PROMPT
In the listing below, repeat every line from the one containing "- staticText: 23:59: [235, 1, 251, 9]" down to the one containing "Localize all elements.", both included, with no changes.

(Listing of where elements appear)

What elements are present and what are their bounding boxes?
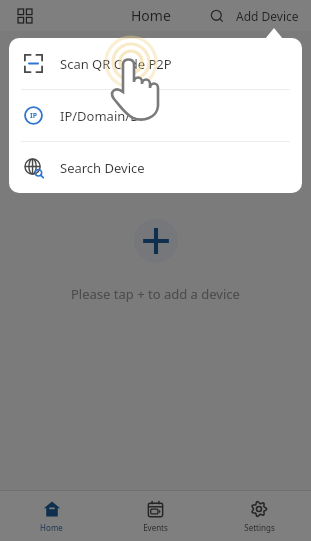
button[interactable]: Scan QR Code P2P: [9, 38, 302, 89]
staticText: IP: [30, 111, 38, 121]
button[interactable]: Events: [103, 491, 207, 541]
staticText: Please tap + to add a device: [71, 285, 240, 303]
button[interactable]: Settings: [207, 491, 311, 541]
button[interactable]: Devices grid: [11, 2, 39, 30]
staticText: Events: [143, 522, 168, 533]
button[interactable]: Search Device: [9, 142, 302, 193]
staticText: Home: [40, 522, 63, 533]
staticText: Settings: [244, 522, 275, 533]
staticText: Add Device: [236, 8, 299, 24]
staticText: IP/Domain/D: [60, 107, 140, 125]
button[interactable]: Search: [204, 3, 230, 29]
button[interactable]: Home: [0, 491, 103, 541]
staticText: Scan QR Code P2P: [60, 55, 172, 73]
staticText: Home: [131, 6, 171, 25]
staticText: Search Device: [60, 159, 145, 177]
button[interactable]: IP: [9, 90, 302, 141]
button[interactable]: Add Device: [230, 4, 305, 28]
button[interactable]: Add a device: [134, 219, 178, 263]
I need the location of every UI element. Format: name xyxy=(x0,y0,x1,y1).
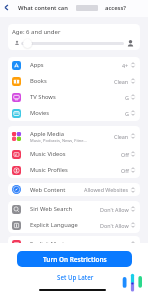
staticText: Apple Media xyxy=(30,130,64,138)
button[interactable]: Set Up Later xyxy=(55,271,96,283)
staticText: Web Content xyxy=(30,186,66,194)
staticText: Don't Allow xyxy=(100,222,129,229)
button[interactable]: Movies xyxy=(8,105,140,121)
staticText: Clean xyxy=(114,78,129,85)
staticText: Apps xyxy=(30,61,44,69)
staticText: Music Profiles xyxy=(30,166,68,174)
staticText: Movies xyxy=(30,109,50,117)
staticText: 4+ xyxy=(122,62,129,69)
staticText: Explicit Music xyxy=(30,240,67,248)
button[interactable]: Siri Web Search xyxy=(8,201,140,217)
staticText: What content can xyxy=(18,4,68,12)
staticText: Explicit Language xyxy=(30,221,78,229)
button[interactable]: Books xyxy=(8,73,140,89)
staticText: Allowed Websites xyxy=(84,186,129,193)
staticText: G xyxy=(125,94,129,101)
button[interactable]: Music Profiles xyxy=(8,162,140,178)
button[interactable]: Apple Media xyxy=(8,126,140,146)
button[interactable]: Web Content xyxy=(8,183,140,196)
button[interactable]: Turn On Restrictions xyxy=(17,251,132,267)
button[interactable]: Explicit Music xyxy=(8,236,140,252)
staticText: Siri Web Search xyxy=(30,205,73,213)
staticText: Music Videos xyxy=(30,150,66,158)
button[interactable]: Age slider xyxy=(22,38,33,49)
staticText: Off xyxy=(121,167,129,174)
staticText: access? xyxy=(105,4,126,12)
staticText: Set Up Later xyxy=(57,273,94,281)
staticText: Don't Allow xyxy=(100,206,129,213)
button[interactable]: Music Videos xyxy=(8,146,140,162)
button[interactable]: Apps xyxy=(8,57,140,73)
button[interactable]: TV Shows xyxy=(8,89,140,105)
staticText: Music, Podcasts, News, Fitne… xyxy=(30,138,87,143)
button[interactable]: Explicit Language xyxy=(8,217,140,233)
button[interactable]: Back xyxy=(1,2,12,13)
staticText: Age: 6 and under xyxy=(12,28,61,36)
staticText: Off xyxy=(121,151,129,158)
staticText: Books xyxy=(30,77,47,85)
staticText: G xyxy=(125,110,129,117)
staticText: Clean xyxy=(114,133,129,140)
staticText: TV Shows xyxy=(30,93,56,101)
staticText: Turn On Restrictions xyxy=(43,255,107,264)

--

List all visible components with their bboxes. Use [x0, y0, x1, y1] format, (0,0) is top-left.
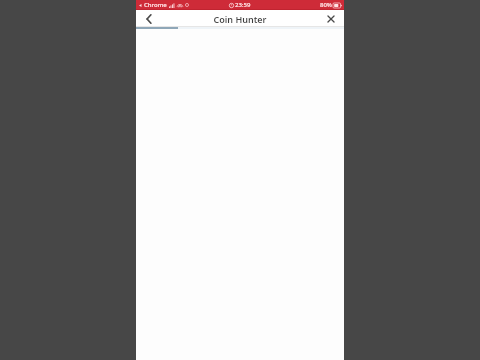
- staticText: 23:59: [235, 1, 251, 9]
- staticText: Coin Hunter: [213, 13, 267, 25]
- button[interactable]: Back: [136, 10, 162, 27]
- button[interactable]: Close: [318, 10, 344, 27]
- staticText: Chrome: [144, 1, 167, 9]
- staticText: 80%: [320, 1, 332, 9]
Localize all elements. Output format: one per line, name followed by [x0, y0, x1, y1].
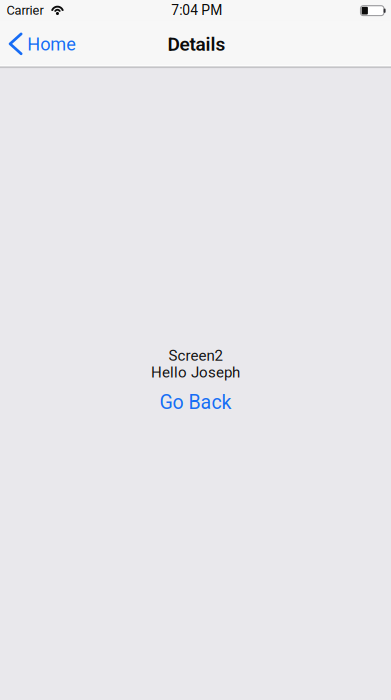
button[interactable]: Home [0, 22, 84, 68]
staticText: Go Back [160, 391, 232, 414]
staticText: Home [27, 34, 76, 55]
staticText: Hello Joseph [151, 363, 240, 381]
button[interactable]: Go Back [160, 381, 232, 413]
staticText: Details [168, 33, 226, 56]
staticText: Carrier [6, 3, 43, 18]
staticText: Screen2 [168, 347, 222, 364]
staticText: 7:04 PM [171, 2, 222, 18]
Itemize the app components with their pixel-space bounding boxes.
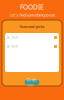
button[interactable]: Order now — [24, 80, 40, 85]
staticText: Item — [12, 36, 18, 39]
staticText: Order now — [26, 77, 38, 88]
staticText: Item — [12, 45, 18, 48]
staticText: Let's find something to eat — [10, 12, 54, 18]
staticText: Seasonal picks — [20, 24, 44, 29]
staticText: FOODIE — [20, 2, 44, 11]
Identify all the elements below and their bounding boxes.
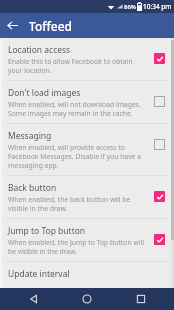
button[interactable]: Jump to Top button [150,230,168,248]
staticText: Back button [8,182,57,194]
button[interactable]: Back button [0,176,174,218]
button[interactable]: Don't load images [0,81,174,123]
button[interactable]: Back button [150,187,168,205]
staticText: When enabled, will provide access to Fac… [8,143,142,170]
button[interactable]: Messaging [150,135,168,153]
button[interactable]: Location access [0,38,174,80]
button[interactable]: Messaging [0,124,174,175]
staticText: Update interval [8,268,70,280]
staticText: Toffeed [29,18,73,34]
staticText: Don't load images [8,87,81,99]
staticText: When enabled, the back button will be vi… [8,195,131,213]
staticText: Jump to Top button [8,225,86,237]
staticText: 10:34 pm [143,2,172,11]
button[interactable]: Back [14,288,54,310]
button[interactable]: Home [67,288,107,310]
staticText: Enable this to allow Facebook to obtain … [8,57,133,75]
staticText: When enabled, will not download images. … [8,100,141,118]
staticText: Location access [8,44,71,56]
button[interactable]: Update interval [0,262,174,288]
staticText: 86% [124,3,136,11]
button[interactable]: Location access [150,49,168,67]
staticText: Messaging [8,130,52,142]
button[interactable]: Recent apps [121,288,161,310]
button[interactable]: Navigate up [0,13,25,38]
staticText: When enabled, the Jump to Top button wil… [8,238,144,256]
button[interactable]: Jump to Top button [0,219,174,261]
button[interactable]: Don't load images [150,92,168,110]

SOLUTION TO THE PROBLEM
- staticText: 23:59: [235, 1, 251, 9]
- staticText: Coin Hunter: [213, 13, 267, 25]
- button[interactable]: Back: [136, 10, 162, 27]
- button[interactable]: Close: [318, 10, 344, 27]
- staticText: Chrome: [144, 1, 167, 9]
- staticText: 80%: [320, 1, 332, 9]
Localize all elements. Output format: one per line, name followed by [x0, y0, x1, y1].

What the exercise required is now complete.